§ **TO DO**: Repeat the part of the passage on the UMC Utrecht breast cancer study from "For the new" up to and including "factors into consideration.", word for word.

§ **TEXT PASSAGE**:
· · ·

For the new UMC Utrecht study, PhD student Hui Wang from the Image Sciences Institute (department of the Image and Oncology Division of UMC Utrecht) developed an AI computer model. With it, the MRI scans of 4,553 women with dense breasts were analysed, taking various additional risk factors into consideration.  

Central question of this research: when are women with dense breasts most at risk of developing breast cancer? Conclusion by Wang and her colleagues: when these women’s breasts also show elevated BPE during an MRI, this may be an additional indicator of cancer development. The results of the study were published this week in the leading journal Radiology

Kenneth Gilhuijs, associate professor at the Image Sciences Institute: “This is the first time a direct link has been established between BPE and cancer development in women with dense breast tissue. There have been more related studies on BPE, but not specifically in women with dense breasts. And this is the first time AI has been used to objectify the results.”

· · ·

§ **PROVIDED DATA**:
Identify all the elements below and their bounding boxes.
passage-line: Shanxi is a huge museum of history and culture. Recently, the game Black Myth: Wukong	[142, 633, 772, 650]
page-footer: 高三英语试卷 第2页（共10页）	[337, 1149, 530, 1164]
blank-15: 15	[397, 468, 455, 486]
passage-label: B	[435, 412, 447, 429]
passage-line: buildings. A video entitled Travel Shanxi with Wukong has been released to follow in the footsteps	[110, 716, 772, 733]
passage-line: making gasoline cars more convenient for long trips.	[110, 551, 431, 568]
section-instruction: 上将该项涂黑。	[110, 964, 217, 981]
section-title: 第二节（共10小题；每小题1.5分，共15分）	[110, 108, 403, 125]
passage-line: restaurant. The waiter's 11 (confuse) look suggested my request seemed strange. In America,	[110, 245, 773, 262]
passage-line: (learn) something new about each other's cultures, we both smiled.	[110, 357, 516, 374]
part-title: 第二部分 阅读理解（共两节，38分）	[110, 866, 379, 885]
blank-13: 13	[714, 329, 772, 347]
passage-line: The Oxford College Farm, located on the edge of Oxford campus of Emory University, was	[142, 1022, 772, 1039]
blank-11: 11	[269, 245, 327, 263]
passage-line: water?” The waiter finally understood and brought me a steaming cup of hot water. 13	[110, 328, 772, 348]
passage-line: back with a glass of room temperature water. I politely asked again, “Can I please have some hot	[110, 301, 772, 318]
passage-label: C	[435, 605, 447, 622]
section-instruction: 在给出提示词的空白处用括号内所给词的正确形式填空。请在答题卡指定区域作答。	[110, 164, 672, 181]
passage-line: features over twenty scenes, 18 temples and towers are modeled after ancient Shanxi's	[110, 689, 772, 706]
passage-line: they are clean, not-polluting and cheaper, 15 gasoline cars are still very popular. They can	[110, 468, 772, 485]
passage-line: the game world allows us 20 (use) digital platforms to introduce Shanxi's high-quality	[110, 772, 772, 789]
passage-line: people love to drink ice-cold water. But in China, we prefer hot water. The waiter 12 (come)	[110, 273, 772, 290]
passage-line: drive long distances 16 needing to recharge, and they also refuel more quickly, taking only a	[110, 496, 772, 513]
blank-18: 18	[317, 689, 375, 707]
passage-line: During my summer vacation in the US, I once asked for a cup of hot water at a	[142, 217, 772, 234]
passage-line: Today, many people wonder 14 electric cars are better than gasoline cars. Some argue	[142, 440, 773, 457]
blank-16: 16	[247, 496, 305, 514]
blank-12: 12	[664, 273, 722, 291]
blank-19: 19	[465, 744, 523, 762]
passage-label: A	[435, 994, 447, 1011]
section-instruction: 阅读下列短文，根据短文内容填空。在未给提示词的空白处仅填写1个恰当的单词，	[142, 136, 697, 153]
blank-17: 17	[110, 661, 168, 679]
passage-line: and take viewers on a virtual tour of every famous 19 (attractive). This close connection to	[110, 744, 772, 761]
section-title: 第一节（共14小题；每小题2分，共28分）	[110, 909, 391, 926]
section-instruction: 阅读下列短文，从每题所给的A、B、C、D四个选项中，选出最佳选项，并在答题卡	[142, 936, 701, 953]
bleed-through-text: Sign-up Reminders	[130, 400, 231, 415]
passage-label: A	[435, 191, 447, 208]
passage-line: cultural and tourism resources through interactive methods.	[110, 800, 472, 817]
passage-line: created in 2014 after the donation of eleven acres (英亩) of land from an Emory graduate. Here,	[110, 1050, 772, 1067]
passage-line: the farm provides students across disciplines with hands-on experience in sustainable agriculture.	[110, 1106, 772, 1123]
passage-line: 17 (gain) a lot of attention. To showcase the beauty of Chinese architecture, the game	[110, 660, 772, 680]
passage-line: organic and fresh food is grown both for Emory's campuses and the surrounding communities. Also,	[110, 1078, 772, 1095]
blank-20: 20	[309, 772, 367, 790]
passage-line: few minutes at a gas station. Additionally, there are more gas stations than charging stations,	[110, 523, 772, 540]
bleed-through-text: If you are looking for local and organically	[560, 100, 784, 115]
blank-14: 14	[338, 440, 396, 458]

· · ·

§ **RESPONSE**:
For the new UMC Utrecht study, PhD student Hui Wang from the Image Sciences Institute (department of the Image and Oncology Division of UMC Utrecht) developed an AI computer model. With it, the MRI scans of 4,553 women with dense breasts were analysed, taking various additional risk factors into consideration.